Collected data
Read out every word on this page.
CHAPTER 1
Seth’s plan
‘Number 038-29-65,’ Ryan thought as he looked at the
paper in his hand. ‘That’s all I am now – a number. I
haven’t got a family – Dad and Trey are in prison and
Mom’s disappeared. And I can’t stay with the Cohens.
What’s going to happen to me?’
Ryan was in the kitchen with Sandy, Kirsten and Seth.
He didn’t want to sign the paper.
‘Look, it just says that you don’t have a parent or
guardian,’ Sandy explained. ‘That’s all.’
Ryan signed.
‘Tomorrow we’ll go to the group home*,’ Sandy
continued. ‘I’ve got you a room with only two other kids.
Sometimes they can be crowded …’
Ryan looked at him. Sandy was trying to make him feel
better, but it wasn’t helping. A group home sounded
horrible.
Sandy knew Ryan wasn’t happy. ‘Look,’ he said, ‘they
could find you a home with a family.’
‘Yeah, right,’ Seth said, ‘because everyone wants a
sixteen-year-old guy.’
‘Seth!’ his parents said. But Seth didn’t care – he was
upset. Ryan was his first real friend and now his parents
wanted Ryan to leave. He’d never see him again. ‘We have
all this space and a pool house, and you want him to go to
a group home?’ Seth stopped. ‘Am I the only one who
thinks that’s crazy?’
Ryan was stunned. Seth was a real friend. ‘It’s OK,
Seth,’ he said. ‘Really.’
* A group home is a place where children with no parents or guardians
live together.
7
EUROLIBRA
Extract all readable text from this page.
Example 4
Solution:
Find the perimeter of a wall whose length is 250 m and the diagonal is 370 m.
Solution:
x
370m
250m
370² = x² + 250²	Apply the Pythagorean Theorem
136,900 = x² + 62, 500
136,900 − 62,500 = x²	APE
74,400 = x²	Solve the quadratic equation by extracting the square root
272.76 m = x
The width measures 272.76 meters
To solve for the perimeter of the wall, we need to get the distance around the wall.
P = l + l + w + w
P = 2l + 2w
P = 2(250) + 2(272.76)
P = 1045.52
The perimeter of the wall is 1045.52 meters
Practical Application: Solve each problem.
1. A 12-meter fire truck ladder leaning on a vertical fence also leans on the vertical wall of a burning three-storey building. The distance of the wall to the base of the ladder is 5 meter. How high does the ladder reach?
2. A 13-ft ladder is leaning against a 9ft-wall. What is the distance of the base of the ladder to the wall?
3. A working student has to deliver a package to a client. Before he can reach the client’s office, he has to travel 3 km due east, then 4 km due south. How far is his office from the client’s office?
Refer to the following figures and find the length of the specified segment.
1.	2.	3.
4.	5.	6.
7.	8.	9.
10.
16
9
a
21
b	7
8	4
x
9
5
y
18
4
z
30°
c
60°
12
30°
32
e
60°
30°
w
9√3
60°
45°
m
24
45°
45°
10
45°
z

**What is being asked**
Can you restate every record above word for word?

**Answer**
Read out every word on this page.
CHAPTER 1
Seth’s plan
‘Number 038-29-65,’ Ryan thought as he looked at the
paper in his hand. ‘That’s all I am now – a number. I
haven’t got a family – Dad and Trey are in prison and
Mom’s disappeared. And I can’t stay with the Cohens.
What’s going to happen to me?’
Ryan was in the kitchen with Sandy, Kirsten and Seth.
He didn’t want to sign the paper.
‘Look, it just says that you don’t have a parent or
guardian,’ Sandy explained. ‘That’s all.’
Ryan signed.
‘Tomorrow we’ll go to the group home*,’ Sandy
continued. ‘I’ve got you a room with only two other kids.
Sometimes they can be crowded …’
Ryan looked at him. Sandy was trying to make him feel
better, but it wasn’t helping. A group home sounded
horrible.
Sandy knew Ryan wasn’t happy. ‘Look,’ he said, ‘they
could find you a home with a family.’
‘Yeah, right,’ Seth said, ‘because everyone wants a
sixteen-year-old guy.’
‘Seth!’ his parents said. But Seth didn’t care – he was
upset. Ryan was his first real friend and now his parents
wanted Ryan to leave. He’d never see him again. ‘We have
all this space and a pool house, and you want him to go to
a group home?’ Seth stopped. ‘Am I the only one who
thinks that’s crazy?’
Ryan was stunned. Seth was a real friend. ‘It’s OK,
Seth,’ he said. ‘Really.’
* A group home is a place where children with no parents or guardians
live together.
7
EUROLIBRA
Extract all readable text from this page.
Example 4
Solution:
Find the perimeter of a wall whose length is 250 m and the diagonal is 370 m.
Solution:
x
370m
250m
370² = x² + 250²	Apply the Pythagorean Theorem
136,900 = x² + 62, 500
136,900 − 62,500 = x²	APE
74,400 = x²	Solve the quadratic equation by extracting the square root
272.76 m = x
The width measures 272.76 meters
To solve for the perimeter of the wall, we need to get the distance around the wall.
P = l + l + w + w
P = 2l + 2w
P = 2(250) + 2(272.76)
P = 1045.52
The perimeter of the wall is 1045.52 meters
Practical Application: Solve each problem.
1. A 12-meter fire truck ladder leaning on a vertical fence also leans on the vertical wall of a burning three-storey building. The distance of the wall to the base of the ladder is 5 meter. How high does the ladder reach?
2. A 13-ft ladder is leaning against a 9ft-wall. What is the distance of the base of the ladder to the wall?
3. A working student has to deliver a package to a client. Before he can reach the client’s office, he has to travel 3 km due east, then 4 km due south. How far is his office from the client’s office?
Refer to the following figures and find the length of the specified segment.
1.	2.	3.
4.	5.	6.
7.	8.	9.
10.
16
9
a
21
b	7
8	4
x
9
5
y
18
4
z
30°
c
60°
12
30°
32
e
60°
30°
w
9√3
60°
45°
m
24
45°
45°
10
45°
z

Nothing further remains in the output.